Requirements:
Write out the material again word for word, dropping any images it holds.

---------- Records for the exercise

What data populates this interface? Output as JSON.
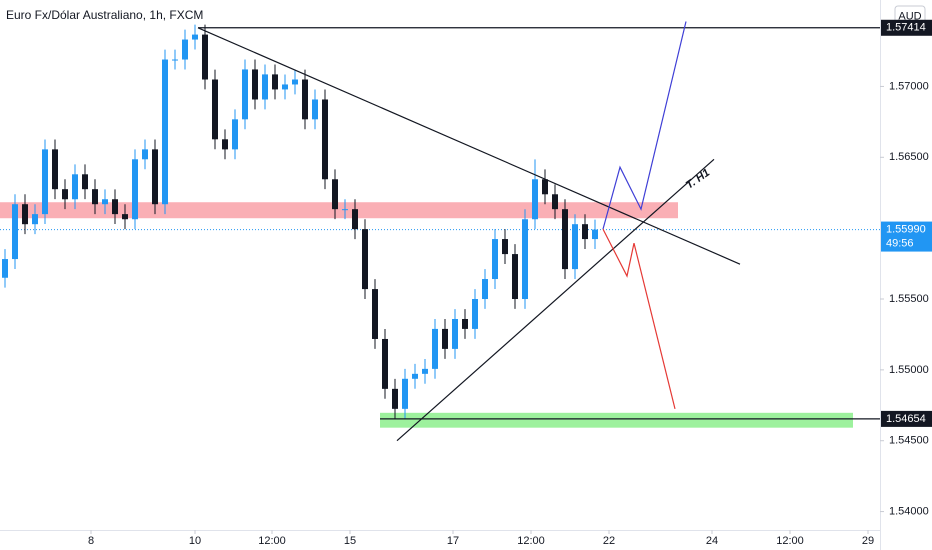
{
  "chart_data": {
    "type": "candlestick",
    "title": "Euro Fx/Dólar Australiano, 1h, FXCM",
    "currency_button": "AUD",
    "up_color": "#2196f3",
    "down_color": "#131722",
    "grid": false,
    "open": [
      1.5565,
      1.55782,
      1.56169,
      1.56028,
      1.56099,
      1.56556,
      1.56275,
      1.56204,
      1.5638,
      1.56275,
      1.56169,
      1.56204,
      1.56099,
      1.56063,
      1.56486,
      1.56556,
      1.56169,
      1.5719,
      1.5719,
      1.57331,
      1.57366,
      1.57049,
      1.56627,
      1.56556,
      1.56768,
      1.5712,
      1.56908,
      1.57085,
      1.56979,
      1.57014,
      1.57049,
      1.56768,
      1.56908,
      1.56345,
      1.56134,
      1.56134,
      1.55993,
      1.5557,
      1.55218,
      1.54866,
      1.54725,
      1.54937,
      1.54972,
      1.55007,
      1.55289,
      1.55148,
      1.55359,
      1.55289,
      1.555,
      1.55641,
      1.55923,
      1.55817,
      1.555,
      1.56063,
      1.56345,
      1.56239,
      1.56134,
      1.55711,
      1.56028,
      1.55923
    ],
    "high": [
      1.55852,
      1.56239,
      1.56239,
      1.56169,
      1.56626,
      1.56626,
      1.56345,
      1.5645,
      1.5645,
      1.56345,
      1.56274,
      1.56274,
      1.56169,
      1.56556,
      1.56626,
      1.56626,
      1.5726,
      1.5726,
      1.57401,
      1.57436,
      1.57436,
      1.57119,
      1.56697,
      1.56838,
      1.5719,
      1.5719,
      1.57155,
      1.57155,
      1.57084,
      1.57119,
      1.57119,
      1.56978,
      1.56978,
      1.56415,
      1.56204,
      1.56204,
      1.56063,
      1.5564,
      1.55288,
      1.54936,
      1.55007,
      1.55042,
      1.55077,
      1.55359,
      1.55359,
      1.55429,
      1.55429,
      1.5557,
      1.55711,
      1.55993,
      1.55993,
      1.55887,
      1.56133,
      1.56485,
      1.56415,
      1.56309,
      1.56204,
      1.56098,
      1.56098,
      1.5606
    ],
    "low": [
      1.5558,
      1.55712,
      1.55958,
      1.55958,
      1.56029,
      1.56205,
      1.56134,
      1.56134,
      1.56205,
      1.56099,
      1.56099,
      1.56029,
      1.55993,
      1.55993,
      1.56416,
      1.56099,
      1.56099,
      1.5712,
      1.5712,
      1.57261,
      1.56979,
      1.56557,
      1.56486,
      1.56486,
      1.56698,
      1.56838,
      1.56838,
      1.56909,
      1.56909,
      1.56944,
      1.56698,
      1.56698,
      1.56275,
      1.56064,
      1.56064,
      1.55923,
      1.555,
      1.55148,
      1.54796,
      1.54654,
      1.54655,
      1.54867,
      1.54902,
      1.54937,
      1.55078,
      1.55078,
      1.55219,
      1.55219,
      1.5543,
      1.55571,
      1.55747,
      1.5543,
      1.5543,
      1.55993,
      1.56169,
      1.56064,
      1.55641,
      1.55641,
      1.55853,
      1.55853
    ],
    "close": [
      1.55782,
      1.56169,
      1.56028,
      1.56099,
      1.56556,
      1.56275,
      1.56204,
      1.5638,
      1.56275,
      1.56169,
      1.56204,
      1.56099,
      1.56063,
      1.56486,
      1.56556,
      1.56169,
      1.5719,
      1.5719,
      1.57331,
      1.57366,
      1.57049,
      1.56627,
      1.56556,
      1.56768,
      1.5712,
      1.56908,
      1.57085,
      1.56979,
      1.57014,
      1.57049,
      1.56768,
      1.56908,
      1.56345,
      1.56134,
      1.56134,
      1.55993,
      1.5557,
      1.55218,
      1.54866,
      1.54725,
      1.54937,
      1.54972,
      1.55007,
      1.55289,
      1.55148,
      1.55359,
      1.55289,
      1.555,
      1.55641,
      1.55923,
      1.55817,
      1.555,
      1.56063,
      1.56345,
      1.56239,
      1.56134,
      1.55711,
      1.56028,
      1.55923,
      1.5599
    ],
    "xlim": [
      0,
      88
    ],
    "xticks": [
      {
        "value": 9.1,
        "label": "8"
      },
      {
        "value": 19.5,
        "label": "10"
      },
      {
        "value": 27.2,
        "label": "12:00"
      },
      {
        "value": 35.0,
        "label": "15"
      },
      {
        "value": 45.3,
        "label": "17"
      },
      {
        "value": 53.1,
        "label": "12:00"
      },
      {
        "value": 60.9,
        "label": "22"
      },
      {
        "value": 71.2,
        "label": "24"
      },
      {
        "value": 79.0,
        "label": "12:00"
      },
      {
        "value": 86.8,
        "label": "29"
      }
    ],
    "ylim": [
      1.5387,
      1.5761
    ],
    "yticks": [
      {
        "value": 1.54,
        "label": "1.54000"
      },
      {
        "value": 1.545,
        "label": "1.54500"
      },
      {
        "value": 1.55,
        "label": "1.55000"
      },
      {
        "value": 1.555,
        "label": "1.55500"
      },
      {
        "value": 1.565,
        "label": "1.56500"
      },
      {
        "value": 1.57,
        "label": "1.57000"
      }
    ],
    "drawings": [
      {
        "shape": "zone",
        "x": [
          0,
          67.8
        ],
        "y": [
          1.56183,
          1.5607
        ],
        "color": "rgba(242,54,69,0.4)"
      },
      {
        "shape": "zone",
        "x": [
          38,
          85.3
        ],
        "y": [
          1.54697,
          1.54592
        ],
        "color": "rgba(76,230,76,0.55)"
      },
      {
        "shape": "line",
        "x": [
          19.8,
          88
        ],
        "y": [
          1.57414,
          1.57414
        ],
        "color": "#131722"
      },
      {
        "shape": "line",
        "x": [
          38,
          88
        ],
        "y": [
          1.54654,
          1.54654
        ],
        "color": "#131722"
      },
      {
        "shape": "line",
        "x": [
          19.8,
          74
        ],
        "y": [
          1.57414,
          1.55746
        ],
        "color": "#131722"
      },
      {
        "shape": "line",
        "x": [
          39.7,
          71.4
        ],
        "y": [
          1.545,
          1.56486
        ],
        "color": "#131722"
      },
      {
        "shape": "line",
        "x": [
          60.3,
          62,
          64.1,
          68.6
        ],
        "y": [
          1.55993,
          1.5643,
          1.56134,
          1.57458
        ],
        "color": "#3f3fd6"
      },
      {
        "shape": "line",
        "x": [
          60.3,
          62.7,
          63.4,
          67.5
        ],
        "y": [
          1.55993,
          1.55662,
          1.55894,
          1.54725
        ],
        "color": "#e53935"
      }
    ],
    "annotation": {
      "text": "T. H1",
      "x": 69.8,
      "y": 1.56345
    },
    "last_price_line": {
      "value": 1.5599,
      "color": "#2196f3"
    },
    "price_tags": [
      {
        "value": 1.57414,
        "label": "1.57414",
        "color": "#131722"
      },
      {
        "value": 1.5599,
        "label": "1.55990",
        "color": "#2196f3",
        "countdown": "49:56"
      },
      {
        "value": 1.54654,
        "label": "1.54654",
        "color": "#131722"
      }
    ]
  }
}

--------------------

Full solution:
What data populates this interface? Output as JSON.
{
  "chart_data": {
    "type": "candlestick",
    "title": "Euro Fx/Dólar Australiano, 1h, FXCM",
    "currency_button": "AUD",
    "up_color": "#2196f3",
    "down_color": "#131722",
    "grid": false,
    "open": [
      1.5565,
      1.55782,
      1.56169,
      1.56028,
      1.56099,
      1.56556,
      1.56275,
      1.56204,
      1.5638,
      1.56275,
      1.56169,
      1.56204,
      1.56099,
      1.56063,
      1.56486,
      1.56556,
      1.56169,
      1.5719,
      1.5719,
      1.57331,
      1.57366,
      1.57049,
      1.56627,
      1.56556,
      1.56768,
      1.5712,
      1.56908,
      1.57085,
      1.56979,
      1.57014,
      1.57049,
      1.56768,
      1.56908,
      1.56345,
      1.56134,
      1.56134,
      1.55993,
      1.5557,
      1.55218,
      1.54866,
      1.54725,
      1.54937,
      1.54972,
      1.55007,
      1.55289,
      1.55148,
      1.55359,
      1.55289,
      1.555,
      1.55641,
      1.55923,
      1.55817,
      1.555,
      1.56063,
      1.56345,
      1.56239,
      1.56134,
      1.55711,
      1.56028,
      1.55923
    ],
    "high": [
      1.55852,
      1.56239,
      1.56239,
      1.56169,
      1.56626,
      1.56626,
      1.56345,
      1.5645,
      1.5645,
      1.56345,
      1.56274,
      1.56274,
      1.56169,
      1.56556,
      1.56626,
      1.56626,
      1.5726,
      1.5726,
      1.57401,
      1.57436,
      1.57436,
      1.57119,
      1.56697,
      1.56838,
      1.5719,
      1.5719,
      1.57155,
      1.57155,
      1.57084,
      1.57119,
      1.57119,
      1.56978,
      1.56978,
      1.56415,
      1.56204,
      1.56204,
      1.56063,
      1.5564,
      1.55288,
      1.54936,
      1.55007,
      1.55042,
      1.55077,
      1.55359,
      1.55359,
      1.55429,
      1.55429,
      1.5557,
      1.55711,
      1.55993,
      1.55993,
      1.55887,
      1.56133,
      1.56485,
      1.56415,
      1.56309,
      1.56204,
      1.56098,
      1.56098,
      1.5606
    ],
    "low": [
      1.5558,
      1.55712,
      1.55958,
      1.55958,
      1.56029,
      1.56205,
      1.56134,
      1.56134,
      1.56205,
      1.56099,
      1.56099,
      1.56029,
      1.55993,
      1.55993,
      1.56416,
      1.56099,
      1.56099,
      1.5712,
      1.5712,
      1.57261,
      1.56979,
      1.56557,
      1.56486,
      1.56486,
      1.56698,
      1.56838,
      1.56838,
      1.56909,
      1.56909,
      1.56944,
      1.56698,
      1.56698,
      1.56275,
      1.56064,
      1.56064,
      1.55923,
      1.555,
      1.55148,
      1.54796,
      1.54654,
      1.54655,
      1.54867,
      1.54902,
      1.54937,
      1.55078,
      1.55078,
      1.55219,
      1.55219,
      1.5543,
      1.55571,
      1.55747,
      1.5543,
      1.5543,
      1.55993,
      1.56169,
      1.56064,
      1.55641,
      1.55641,
      1.55853,
      1.55853
    ],
    "close": [
      1.55782,
      1.56169,
      1.56028,
      1.56099,
      1.56556,
      1.56275,
      1.56204,
      1.5638,
      1.56275,
      1.56169,
      1.56204,
      1.56099,
      1.56063,
      1.56486,
      1.56556,
      1.56169,
      1.5719,
      1.5719,
      1.57331,
      1.57366,
      1.57049,
      1.56627,
      1.56556,
      1.56768,
      1.5712,
      1.56908,
      1.57085,
      1.56979,
      1.57014,
      1.57049,
      1.56768,
      1.56908,
      1.56345,
      1.56134,
      1.56134,
      1.55993,
      1.5557,
      1.55218,
      1.54866,
      1.54725,
      1.54937,
      1.54972,
      1.55007,
      1.55289,
      1.55148,
      1.55359,
      1.55289,
      1.555,
      1.55641,
      1.55923,
      1.55817,
      1.555,
      1.56063,
      1.56345,
      1.56239,
      1.56134,
      1.55711,
      1.56028,
      1.55923,
      1.5599
    ],
    "xlim": [
      0,
      88
    ],
    "xticks": [
      {
        "value": 9.1,
        "label": "8"
      },
      {
        "value": 19.5,
        "label": "10"
      },
      {
        "value": 27.2,
        "label": "12:00"
      },
      {
        "value": 35.0,
        "label": "15"
      },
      {
        "value": 45.3,
        "label": "17"
      },
      {
        "value": 53.1,
        "label": "12:00"
      },
      {
        "value": 60.9,
        "label": "22"
      },
      {
        "value": 71.2,
        "label": "24"
      },
      {
        "value": 79.0,
        "label": "12:00"
      },
      {
        "value": 86.8,
        "label": "29"
      }
    ],
    "ylim": [
      1.5387,
      1.5761
    ],
    "yticks": [
      {
        "value": 1.54,
        "label": "1.54000"
      },
      {
        "value": 1.545,
        "label": "1.54500"
      },
      {
        "value": 1.55,
        "label": "1.55000"
      },
      {
        "value": 1.555,
        "label": "1.55500"
      },
      {
        "value": 1.565,
        "label": "1.56500"
      },
      {
        "value": 1.57,
        "label": "1.57000"
      }
    ],
    "drawings": [
      {
        "shape": "zone",
        "x": [
          0,
          67.8
        ],
        "y": [
          1.56183,
          1.5607
        ],
        "color": "rgba(242,54,69,0.4)"
      },
      {
        "shape": "zone",
        "x": [
          38,
          85.3
        ],
        "y": [
          1.54697,
          1.54592
        ],
        "color": "rgba(76,230,76,0.55)"
      },
      {
        "shape": "line",
        "x": [
          19.8,
          88
        ],
        "y": [
          1.57414,
          1.57414
        ],
        "color": "#131722"
      },
      {
        "shape": "line",
        "x": [
          38,
          88
        ],
        "y": [
          1.54654,
          1.54654
        ],
        "color": "#131722"
      },
      {
        "shape": "line",
        "x": [
          19.8,
          74
        ],
        "y": [
          1.57414,
          1.55746
        ],
        "color": "#131722"
      },
      {
        "shape": "line",
        "x": [
          39.7,
          71.4
        ],
        "y": [
          1.545,
          1.56486
        ],
        "color": "#131722"
      },
      {
        "shape": "line",
        "x": [
          60.3,
          62,
          64.1,
          68.6
        ],
        "y": [
          1.55993,
          1.5643,
          1.56134,
          1.57458
        ],
        "color": "#3f3fd6"
      },
      {
        "shape": "line",
        "x": [
          60.3,
          62.7,
          63.4,
          67.5
        ],
        "y": [
          1.55993,
          1.55662,
          1.55894,
          1.54725
        ],
        "color": "#e53935"
      }
    ],
    "annotation": {
      "text": "T. H1",
      "x": 69.8,
      "y": 1.56345
    },
    "last_price_line": {
      "value": 1.5599,
      "color": "#2196f3"
    },
    "price_tags": [
      {
        "value": 1.57414,
        "label": "1.57414",
        "color": "#131722"
      },
      {
        "value": 1.5599,
        "label": "1.55990",
        "color": "#2196f3",
        "countdown": "49:56"
      },
      {
        "value": 1.54654,
        "label": "1.54654",
        "color": "#131722"
      }
    ]
  }
}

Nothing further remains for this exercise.